[Saved entries]
━━━━
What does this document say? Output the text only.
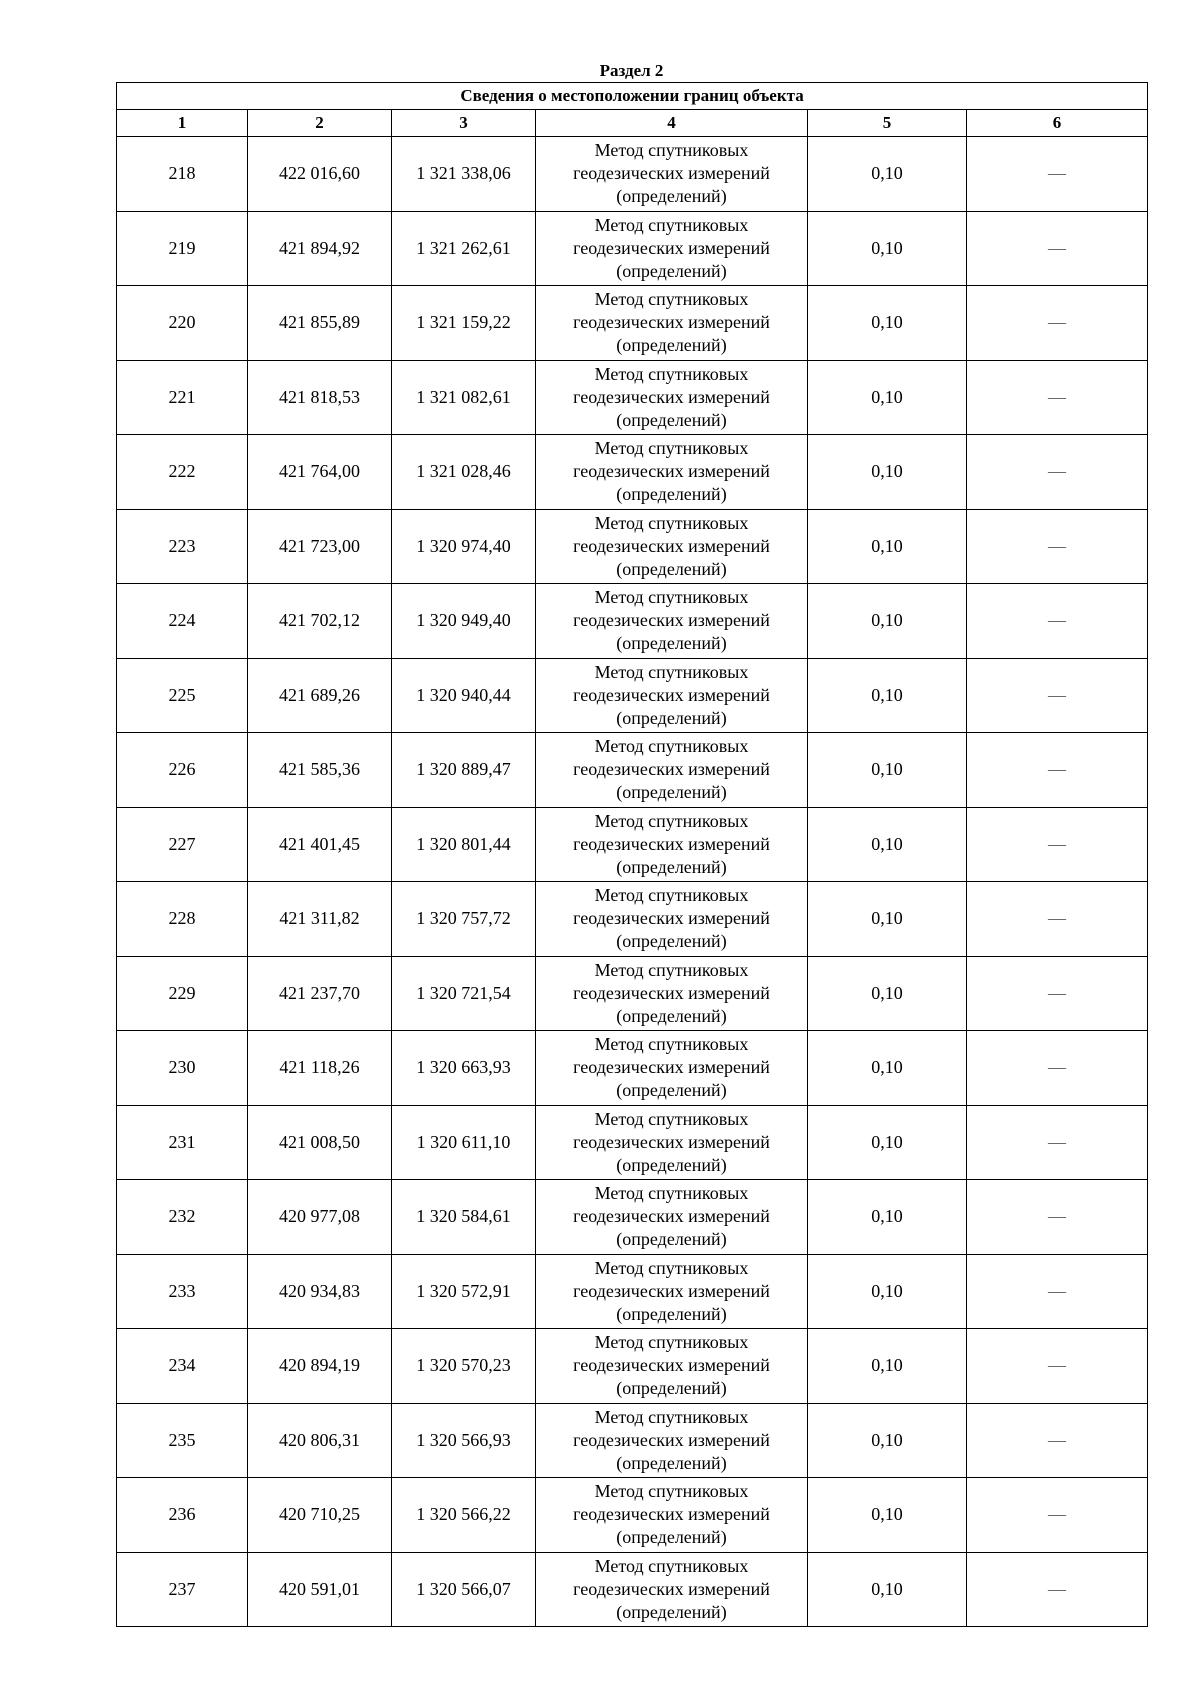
Раздел 2
Сведения о местоположении границ объекта					
1	2	3	4	5	6
218	422 016,60	1 321 338,06	Метод спутниковых
геодезических измерений
(определений)	0,10	—
219	421 894,92	1 321 262,61	Метод спутниковых
геодезических измерений
(определений)	0,10	—
220	421 855,89	1 321 159,22	Метод спутниковых
геодезических измерений
(определений)	0,10	—
221	421 818,53	1 321 082,61	Метод спутниковых
геодезических измерений
(определений)	0,10	—
222	421 764,00	1 321 028,46	Метод спутниковых
геодезических измерений
(определений)	0,10	—
223	421 723,00	1 320 974,40	Метод спутниковых
геодезических измерений
(определений)	0,10	—
224	421 702,12	1 320 949,40	Метод спутниковых
геодезических измерений
(определений)	0,10	—
225	421 689,26	1 320 940,44	Метод спутниковых
геодезических измерений
(определений)	0,10	—
226	421 585,36	1 320 889,47	Метод спутниковых
геодезических измерений
(определений)	0,10	—
227	421 401,45	1 320 801,44	Метод спутниковых
геодезических измерений
(определений)	0,10	—
228	421 311,82	1 320 757,72	Метод спутниковых
геодезических измерений
(определений)	0,10	—
229	421 237,70	1 320 721,54	Метод спутниковых
геодезических измерений
(определений)	0,10	—
230	421 118,26	1 320 663,93	Метод спутниковых
геодезических измерений
(определений)	0,10	—
231	421 008,50	1 320 611,10	Метод спутниковых
геодезических измерений
(определений)	0,10	—
232	420 977,08	1 320 584,61	Метод спутниковых
геодезических измерений
(определений)	0,10	—
233	420 934,83	1 320 572,91	Метод спутниковых
геодезических измерений
(определений)	0,10	—
234	420 894,19	1 320 570,23	Метод спутниковых
геодезических измерений
(определений)	0,10	—
235	420 806,31	1 320 566,93	Метод спутниковых
геодезических измерений
(определений)	0,10	—
236	420 710,25	1 320 566,22	Метод спутниковых
геодезических измерений
(определений)	0,10	—
237	420 591,01	1 320 566,07	Метод спутниковых
геодезических измерений
(определений)	0,10	—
━━━━
WHAT THE EXERCISE ASKS. Skip the pictures, then retype every line above exactly.

EXPECTED ANSWER.
What does this document say? Output the text only.
Раздел 2
Сведения о местоположении границ объекта					
1	2	3	4	5	6
218	422 016,60	1 321 338,06	Метод спутниковых
геодезических измерений
(определений)	0,10	—
219	421 894,92	1 321 262,61	Метод спутниковых
геодезических измерений
(определений)	0,10	—
220	421 855,89	1 321 159,22	Метод спутниковых
геодезических измерений
(определений)	0,10	—
221	421 818,53	1 321 082,61	Метод спутниковых
геодезических измерений
(определений)	0,10	—
222	421 764,00	1 321 028,46	Метод спутниковых
геодезических измерений
(определений)	0,10	—
223	421 723,00	1 320 974,40	Метод спутниковых
геодезических измерений
(определений)	0,10	—
224	421 702,12	1 320 949,40	Метод спутниковых
геодезических измерений
(определений)	0,10	—
225	421 689,26	1 320 940,44	Метод спутниковых
геодезических измерений
(определений)	0,10	—
226	421 585,36	1 320 889,47	Метод спутниковых
геодезических измерений
(определений)	0,10	—
227	421 401,45	1 320 801,44	Метод спутниковых
геодезических измерений
(определений)	0,10	—
228	421 311,82	1 320 757,72	Метод спутниковых
геодезических измерений
(определений)	0,10	—
229	421 237,70	1 320 721,54	Метод спутниковых
геодезических измерений
(определений)	0,10	—
230	421 118,26	1 320 663,93	Метод спутниковых
геодезических измерений
(определений)	0,10	—
231	421 008,50	1 320 611,10	Метод спутниковых
геодезических измерений
(определений)	0,10	—
232	420 977,08	1 320 584,61	Метод спутниковых
геодезических измерений
(определений)	0,10	—
233	420 934,83	1 320 572,91	Метод спутниковых
геодезических измерений
(определений)	0,10	—
234	420 894,19	1 320 570,23	Метод спутниковых
геодезических измерений
(определений)	0,10	—
235	420 806,31	1 320 566,93	Метод спутниковых
геодезических измерений
(определений)	0,10	—
236	420 710,25	1 320 566,22	Метод спутниковых
геодезических измерений
(определений)	0,10	—
237	420 591,01	1 320 566,07	Метод спутниковых
геодезических измерений
(определений)	0,10	—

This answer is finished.